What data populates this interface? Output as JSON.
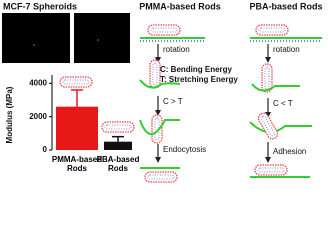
{
  "labels": {
    "spheroids": "MCF-7 Spheroids",
    "pmma_title": "PMMA-based Rods",
    "pba_title": "PBA-based Rods",
    "rotation_left": "rotation",
    "rotation_right": "rotation",
    "bending": "C: Bending Energy",
    "stretching": "T: Stretching Energy",
    "c_gt_t": "C > T",
    "c_lt_t": "C < T",
    "endocytosis": "Endocytosis",
    "adhesion": "Adhesion"
  },
  "chart_data": {
    "type": "bar",
    "y_label": "Modulus (MPa)",
    "categories": [
      "PMMA-based Rods",
      "PBA-based Rods"
    ],
    "values": [
      2600,
      500
    ],
    "errors": [
      1000,
      300
    ],
    "colors": [
      "#e81818",
      "#111111"
    ],
    "ylim": [
      0,
      4500
    ],
    "yticks": [
      0,
      2000,
      4000
    ]
  }
}
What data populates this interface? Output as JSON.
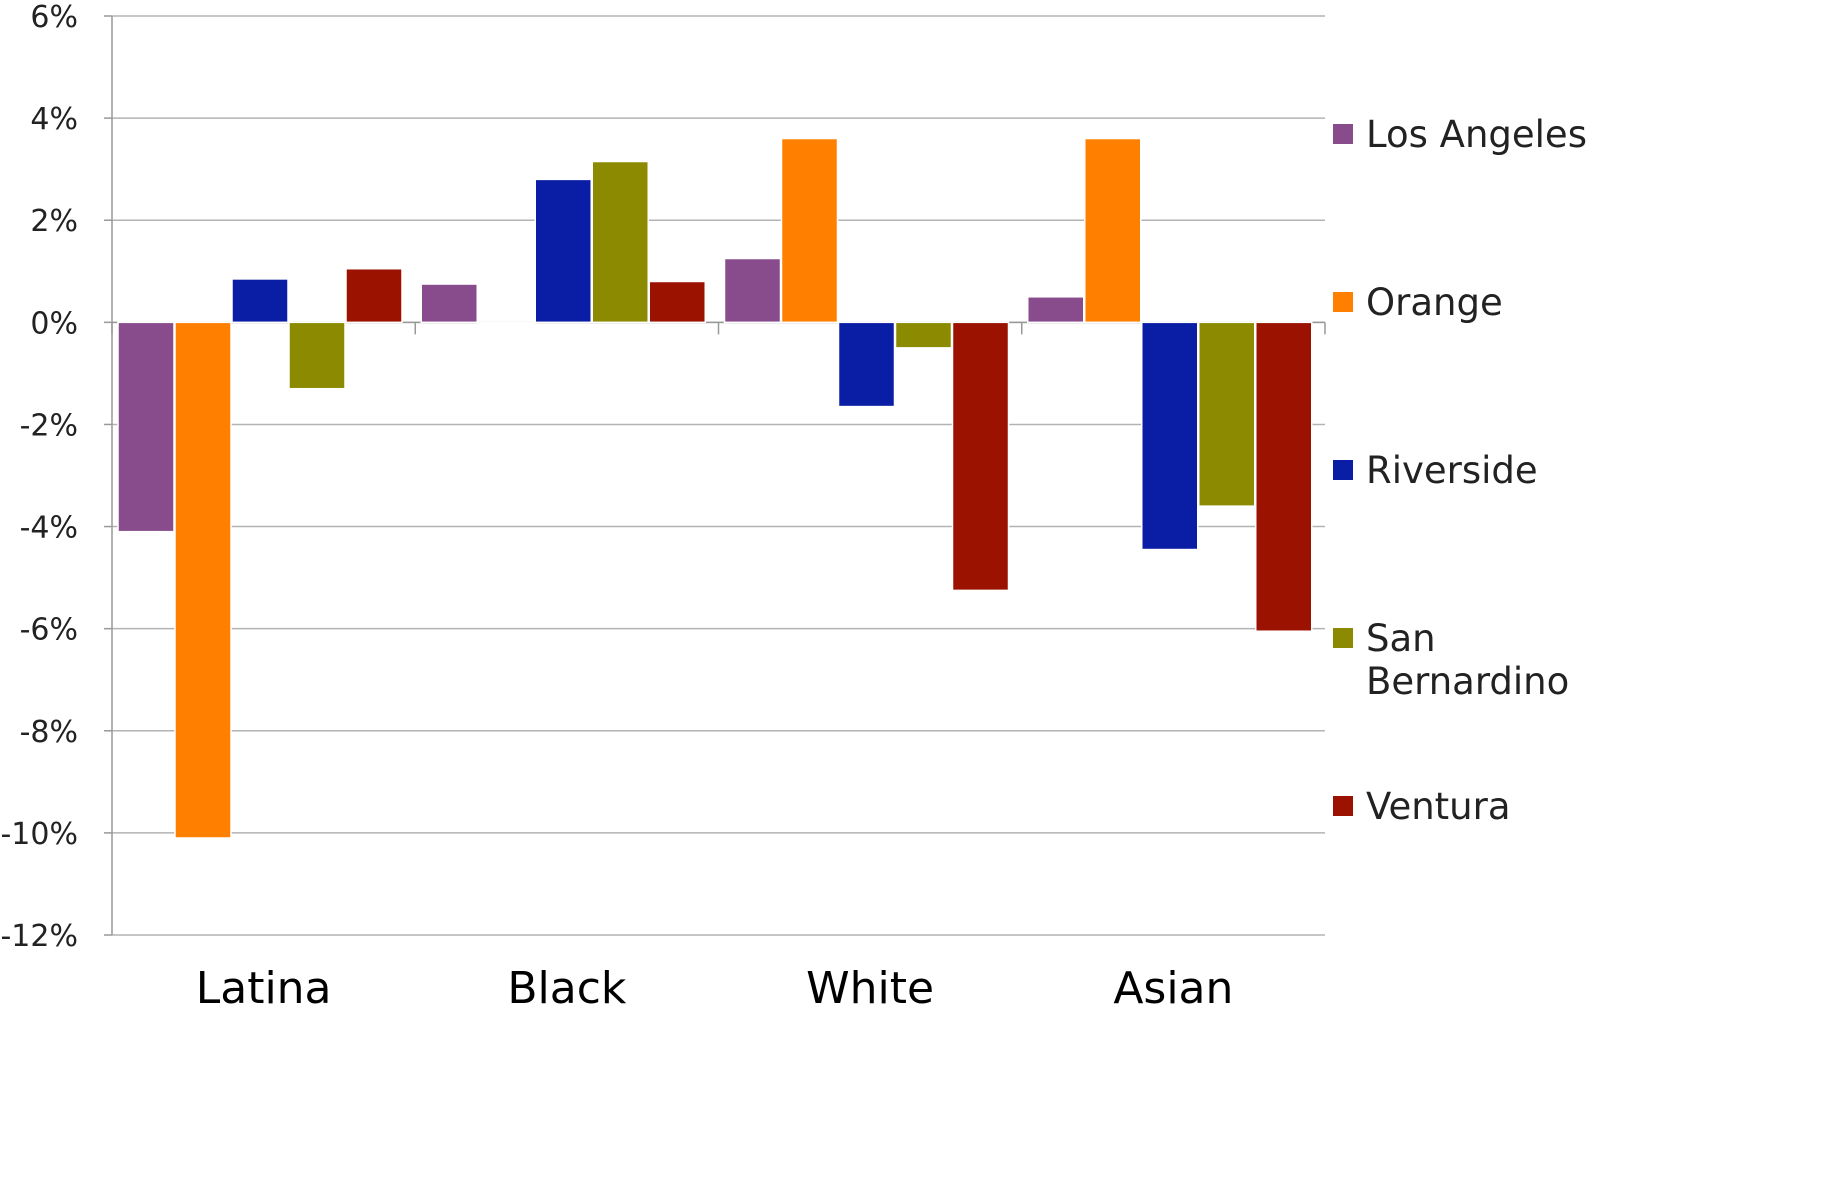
{
  "chart_data": {
    "type": "bar",
    "title": "",
    "xlabel": "",
    "ylabel": "",
    "categories": [
      "Latina",
      "Black",
      "White",
      "Asian"
    ],
    "series": [
      {
        "name": "Los Angeles",
        "color": "#884b8c",
        "values": [
          -4.1,
          0.75,
          1.25,
          0.5
        ]
      },
      {
        "name": "Orange",
        "color": "#ff7f00",
        "values": [
          -10.1,
          0.0,
          3.6,
          3.6
        ]
      },
      {
        "name": "Riverside",
        "color": "#0a1ea5",
        "values": [
          0.85,
          2.8,
          -1.65,
          -4.45
        ]
      },
      {
        "name": "San Bernardino",
        "color": "#8c8a00",
        "values": [
          -1.3,
          3.15,
          -0.5,
          -3.6
        ]
      },
      {
        "name": "Ventura",
        "color": "#9b1200",
        "values": [
          1.05,
          0.8,
          -5.25,
          -6.05
        ]
      }
    ],
    "ylim": [
      -12,
      6
    ],
    "yticks": [
      6,
      4,
      2,
      0,
      -2,
      -4,
      -6,
      -8,
      -10,
      -12
    ],
    "ytick_labels": [
      "6%",
      "4%",
      "2%",
      "0%",
      "-2%",
      "-4%",
      "-6%",
      "-8%",
      "-10%",
      "-12%"
    ],
    "grid": true,
    "legend_position": "right"
  }
}
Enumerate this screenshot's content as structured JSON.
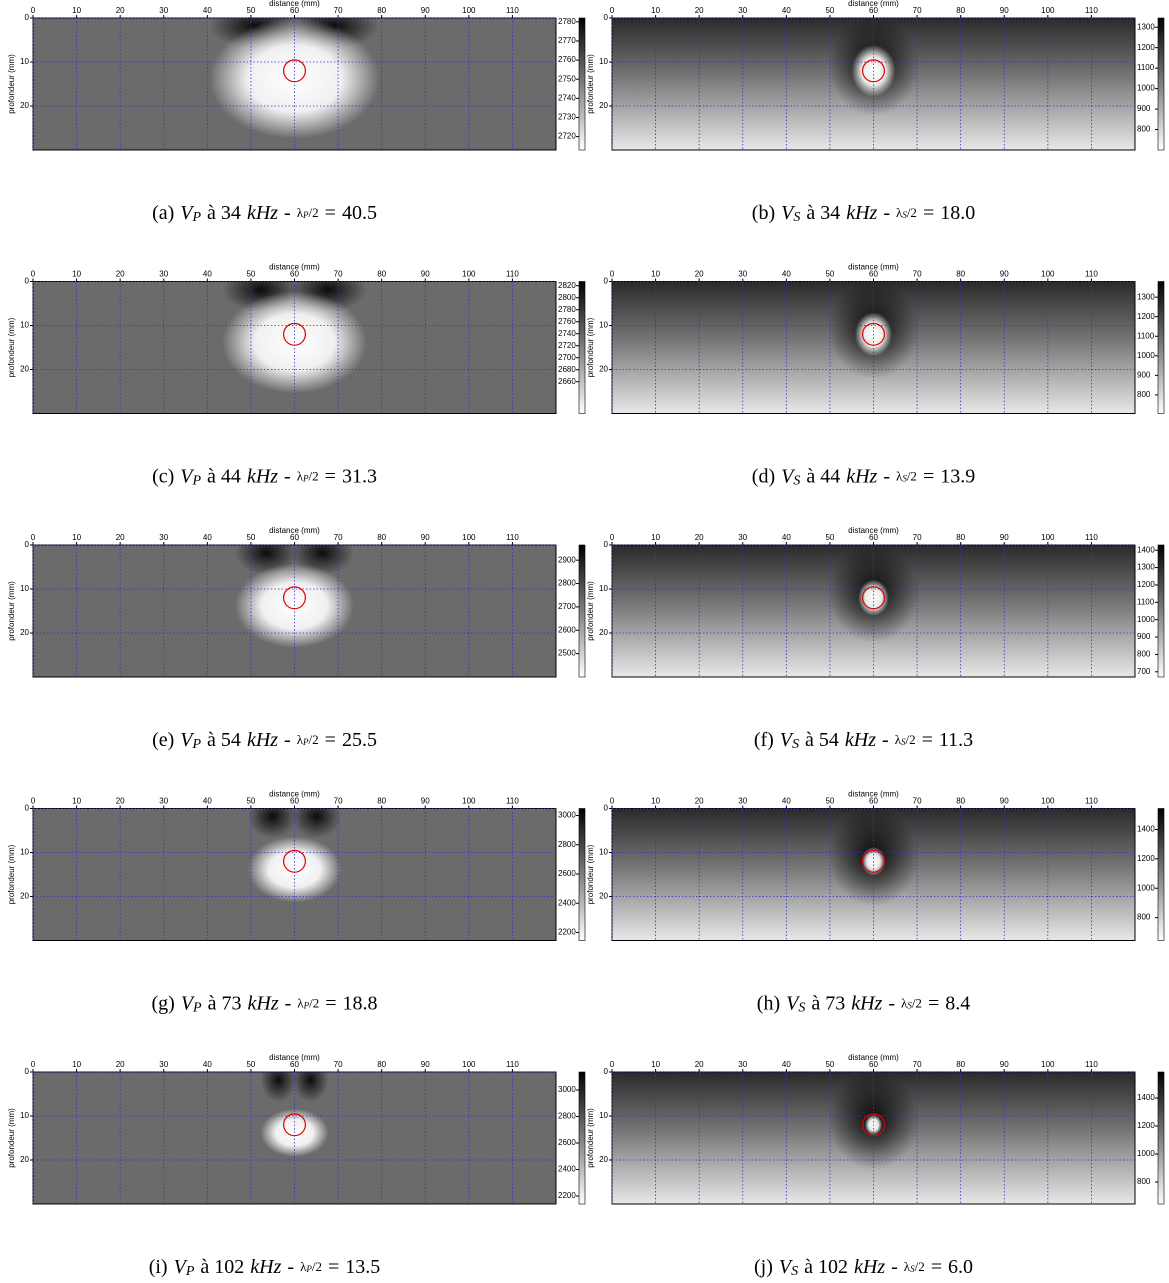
{
  "chart_data": [
    {
      "type": "heatmap",
      "xlabel": "distance (mm)",
      "ylabel": "profondeur (mm)",
      "xlim": [
        0,
        120
      ],
      "ylim": [
        0,
        30
      ],
      "xticks": [
        0,
        10,
        20,
        30,
        40,
        50,
        60,
        70,
        80,
        90,
        100,
        110
      ],
      "yticks": [
        0,
        10,
        20
      ],
      "grid": true,
      "grid_color": "#3333cc",
      "colormap": "gray_r",
      "clim": [
        2713,
        2782
      ],
      "cticks": [
        2720,
        2730,
        2740,
        2750,
        2760,
        2770,
        2780
      ],
      "target": {
        "x": 60,
        "y": 12,
        "r": 2.5,
        "color": "#e00000"
      },
      "caption": [
        {
          "text": "(a)"
        },
        {
          "text": "V",
          "style": "italic"
        },
        {
          "text": "P",
          "style": "sub"
        },
        {
          "text": "à 34"
        },
        {
          "text": "kHz",
          "style": "italic"
        },
        {
          "text": "-"
        },
        {
          "text": "λ",
          "style": "small"
        },
        {
          "text": "P",
          "style": "smallsub"
        },
        {
          "text": "/2",
          "style": "small"
        },
        {
          "text": "="
        },
        {
          "text": "40.5"
        }
      ]
    },
    {
      "type": "heatmap",
      "xlabel": "distance (mm)",
      "ylabel": "profondeur (mm)",
      "xlim": [
        0,
        120
      ],
      "ylim": [
        0,
        30
      ],
      "xticks": [
        0,
        10,
        20,
        30,
        40,
        50,
        60,
        70,
        80,
        90,
        100,
        110
      ],
      "yticks": [
        0,
        10,
        20
      ],
      "grid": true,
      "grid_color": "#3333cc",
      "colormap": "gray_r",
      "clim": [
        700,
        1345
      ],
      "cticks": [
        800,
        900,
        1000,
        1100,
        1200,
        1300
      ],
      "target": {
        "x": 60,
        "y": 12,
        "r": 2.5,
        "color": "#e00000"
      },
      "caption": [
        {
          "text": "(b)"
        },
        {
          "text": "V",
          "style": "italic"
        },
        {
          "text": "S",
          "style": "sub"
        },
        {
          "text": "à 34"
        },
        {
          "text": "kHz",
          "style": "italic"
        },
        {
          "text": "-"
        },
        {
          "text": "λ",
          "style": "small"
        },
        {
          "text": "S",
          "style": "smallsub"
        },
        {
          "text": "/2",
          "style": "small"
        },
        {
          "text": "="
        },
        {
          "text": "18.0"
        }
      ]
    },
    {
      "type": "heatmap",
      "xlabel": "distance (mm)",
      "ylabel": "profondeur (mm)",
      "xlim": [
        0,
        120
      ],
      "ylim": [
        0,
        30
      ],
      "xticks": [
        0,
        10,
        20,
        30,
        40,
        50,
        60,
        70,
        80,
        90,
        100,
        110
      ],
      "yticks": [
        0,
        10,
        20
      ],
      "grid": true,
      "grid_color": "#3333cc",
      "colormap": "gray_r",
      "clim": [
        2607,
        2827
      ],
      "cticks": [
        2660,
        2680,
        2700,
        2720,
        2740,
        2760,
        2780,
        2800,
        2820
      ],
      "target": {
        "x": 60,
        "y": 12,
        "r": 2.5,
        "color": "#e00000"
      },
      "caption": [
        {
          "text": "(c)"
        },
        {
          "text": "V",
          "style": "italic"
        },
        {
          "text": "P",
          "style": "sub"
        },
        {
          "text": "à 44"
        },
        {
          "text": "kHz",
          "style": "italic"
        },
        {
          "text": "-"
        },
        {
          "text": "λ",
          "style": "small"
        },
        {
          "text": "P",
          "style": "smallsub"
        },
        {
          "text": "/2",
          "style": "small"
        },
        {
          "text": "="
        },
        {
          "text": "31.3"
        }
      ]
    },
    {
      "type": "heatmap",
      "xlabel": "distance (mm)",
      "ylabel": "profondeur (mm)",
      "xlim": [
        0,
        120
      ],
      "ylim": [
        0,
        30
      ],
      "xticks": [
        0,
        10,
        20,
        30,
        40,
        50,
        60,
        70,
        80,
        90,
        100,
        110
      ],
      "yticks": [
        0,
        10,
        20
      ],
      "grid": true,
      "grid_color": "#3333cc",
      "colormap": "gray_r",
      "clim": [
        705,
        1380
      ],
      "cticks": [
        800,
        900,
        1000,
        1100,
        1200,
        1300
      ],
      "target": {
        "x": 60,
        "y": 12,
        "r": 2.5,
        "color": "#e00000"
      },
      "caption": [
        {
          "text": "(d)"
        },
        {
          "text": "V",
          "style": "italic"
        },
        {
          "text": "S",
          "style": "sub"
        },
        {
          "text": "à 44"
        },
        {
          "text": "kHz",
          "style": "italic"
        },
        {
          "text": "-"
        },
        {
          "text": "λ",
          "style": "small"
        },
        {
          "text": "S",
          "style": "smallsub"
        },
        {
          "text": "/2",
          "style": "small"
        },
        {
          "text": "="
        },
        {
          "text": "13.9"
        }
      ]
    },
    {
      "type": "heatmap",
      "xlabel": "distance (mm)",
      "ylabel": "profondeur (mm)",
      "xlim": [
        0,
        120
      ],
      "ylim": [
        0,
        30
      ],
      "xticks": [
        0,
        10,
        20,
        30,
        40,
        50,
        60,
        70,
        80,
        90,
        100,
        110
      ],
      "yticks": [
        0,
        10,
        20
      ],
      "grid": true,
      "grid_color": "#3333cc",
      "colormap": "gray_r",
      "clim": [
        2400,
        2965
      ],
      "cticks": [
        2500,
        2600,
        2700,
        2800,
        2900
      ],
      "target": {
        "x": 60,
        "y": 12,
        "r": 2.5,
        "color": "#e00000"
      },
      "caption": [
        {
          "text": "(e)"
        },
        {
          "text": "V",
          "style": "italic"
        },
        {
          "text": "P",
          "style": "sub"
        },
        {
          "text": "à 54"
        },
        {
          "text": "kHz",
          "style": "italic"
        },
        {
          "text": "-"
        },
        {
          "text": "λ",
          "style": "small"
        },
        {
          "text": "P",
          "style": "smallsub"
        },
        {
          "text": "/2",
          "style": "small"
        },
        {
          "text": "="
        },
        {
          "text": "25.5"
        }
      ]
    },
    {
      "type": "heatmap",
      "xlabel": "distance (mm)",
      "ylabel": "profondeur (mm)",
      "xlim": [
        0,
        120
      ],
      "ylim": [
        0,
        30
      ],
      "xticks": [
        0,
        10,
        20,
        30,
        40,
        50,
        60,
        70,
        80,
        90,
        100,
        110
      ],
      "yticks": [
        0,
        10,
        20
      ],
      "grid": true,
      "grid_color": "#3333cc",
      "colormap": "gray_r",
      "clim": [
        670,
        1430
      ],
      "cticks": [
        700,
        800,
        900,
        1000,
        1100,
        1200,
        1300,
        1400
      ],
      "target": {
        "x": 60,
        "y": 12,
        "r": 2.5,
        "color": "#e00000"
      },
      "caption": [
        {
          "text": "(f)"
        },
        {
          "text": "V",
          "style": "italic"
        },
        {
          "text": "S",
          "style": "sub"
        },
        {
          "text": "à 54"
        },
        {
          "text": "kHz",
          "style": "italic"
        },
        {
          "text": "-"
        },
        {
          "text": "λ",
          "style": "small"
        },
        {
          "text": "S",
          "style": "smallsub"
        },
        {
          "text": "/2",
          "style": "small"
        },
        {
          "text": "="
        },
        {
          "text": "11.3"
        }
      ]
    },
    {
      "type": "heatmap",
      "xlabel": "distance (mm)",
      "ylabel": "profondeur (mm)",
      "xlim": [
        0,
        120
      ],
      "ylim": [
        0,
        30
      ],
      "xticks": [
        0,
        10,
        20,
        30,
        40,
        50,
        60,
        70,
        80,
        90,
        100,
        110
      ],
      "yticks": [
        0,
        10,
        20
      ],
      "grid": true,
      "grid_color": "#3333cc",
      "colormap": "gray_r",
      "clim": [
        2145,
        3048
      ],
      "cticks": [
        2200,
        2400,
        2600,
        2800,
        3000
      ],
      "target": {
        "x": 60,
        "y": 12,
        "r": 2.5,
        "color": "#e00000"
      },
      "caption": [
        {
          "text": "(g)"
        },
        {
          "text": "V",
          "style": "italic"
        },
        {
          "text": "P",
          "style": "sub"
        },
        {
          "text": "à 73"
        },
        {
          "text": "kHz",
          "style": "italic"
        },
        {
          "text": "-"
        },
        {
          "text": "λ",
          "style": "small"
        },
        {
          "text": "P",
          "style": "smallsub"
        },
        {
          "text": "/2",
          "style": "small"
        },
        {
          "text": "="
        },
        {
          "text": "18.8"
        }
      ]
    },
    {
      "type": "heatmap",
      "xlabel": "distance (mm)",
      "ylabel": "profondeur (mm)",
      "xlim": [
        0,
        120
      ],
      "ylim": [
        0,
        30
      ],
      "xticks": [
        0,
        10,
        20,
        30,
        40,
        50,
        60,
        70,
        80,
        90,
        100,
        110
      ],
      "yticks": [
        0,
        10,
        20
      ],
      "grid": true,
      "grid_color": "#3333cc",
      "colormap": "gray_r",
      "clim": [
        644,
        1543
      ],
      "cticks": [
        800,
        1000,
        1200,
        1400
      ],
      "target": {
        "x": 60,
        "y": 12,
        "r": 2.5,
        "color": "#e00000"
      },
      "caption": [
        {
          "text": "(h)"
        },
        {
          "text": "V",
          "style": "italic"
        },
        {
          "text": "S",
          "style": "sub"
        },
        {
          "text": "à 73"
        },
        {
          "text": "kHz",
          "style": "italic"
        },
        {
          "text": "-"
        },
        {
          "text": "λ",
          "style": "small"
        },
        {
          "text": "S",
          "style": "smallsub"
        },
        {
          "text": "/2",
          "style": "small"
        },
        {
          "text": "="
        },
        {
          "text": "8.4"
        }
      ]
    },
    {
      "type": "heatmap",
      "xlabel": "distance (mm)",
      "ylabel": "profondeur (mm)",
      "xlim": [
        0,
        120
      ],
      "ylim": [
        0,
        30
      ],
      "xticks": [
        0,
        10,
        20,
        30,
        40,
        50,
        60,
        70,
        80,
        90,
        100,
        110
      ],
      "yticks": [
        0,
        10,
        20
      ],
      "grid": true,
      "grid_color": "#3333cc",
      "colormap": "gray_r",
      "clim": [
        2140,
        3136
      ],
      "cticks": [
        2200,
        2400,
        2600,
        2800,
        3000
      ],
      "target": {
        "x": 60,
        "y": 12,
        "r": 2.5,
        "color": "#e00000"
      },
      "caption": [
        {
          "text": "(i)"
        },
        {
          "text": "V",
          "style": "italic"
        },
        {
          "text": "P",
          "style": "sub"
        },
        {
          "text": "à 102"
        },
        {
          "text": "kHz",
          "style": "italic"
        },
        {
          "text": "-"
        },
        {
          "text": "λ",
          "style": "small"
        },
        {
          "text": "P",
          "style": "smallsub"
        },
        {
          "text": "/2",
          "style": "small"
        },
        {
          "text": "="
        },
        {
          "text": "13.5"
        }
      ]
    },
    {
      "type": "heatmap",
      "xlabel": "distance (mm)",
      "ylabel": "profondeur (mm)",
      "xlim": [
        0,
        120
      ],
      "ylim": [
        0,
        30
      ],
      "xticks": [
        0,
        10,
        20,
        30,
        40,
        50,
        60,
        70,
        80,
        90,
        100,
        110
      ],
      "yticks": [
        0,
        10,
        20
      ],
      "grid": true,
      "grid_color": "#3333cc",
      "colormap": "gray_r",
      "clim": [
        643,
        1586
      ],
      "cticks": [
        800,
        1000,
        1200,
        1400
      ],
      "target": {
        "x": 60,
        "y": 12,
        "r": 2.5,
        "color": "#e00000"
      },
      "caption": [
        {
          "text": "(j)"
        },
        {
          "text": "V",
          "style": "italic"
        },
        {
          "text": "S",
          "style": "sub"
        },
        {
          "text": "à 102"
        },
        {
          "text": "kHz",
          "style": "italic"
        },
        {
          "text": "-"
        },
        {
          "text": "λ",
          "style": "small"
        },
        {
          "text": "S",
          "style": "smallsub"
        },
        {
          "text": "/2",
          "style": "small"
        },
        {
          "text": "="
        },
        {
          "text": "6.0"
        }
      ]
    }
  ]
}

------------------------------------------------------------

**Work required:** Copy every line of the material in which the word "name" occurs.

**Solution for this exercise:**
        "name": "Los Angeles",
        "name": "Orange",
        "name": "Riverside",
        "name": "San Bernardino",
        "name": "Ventura",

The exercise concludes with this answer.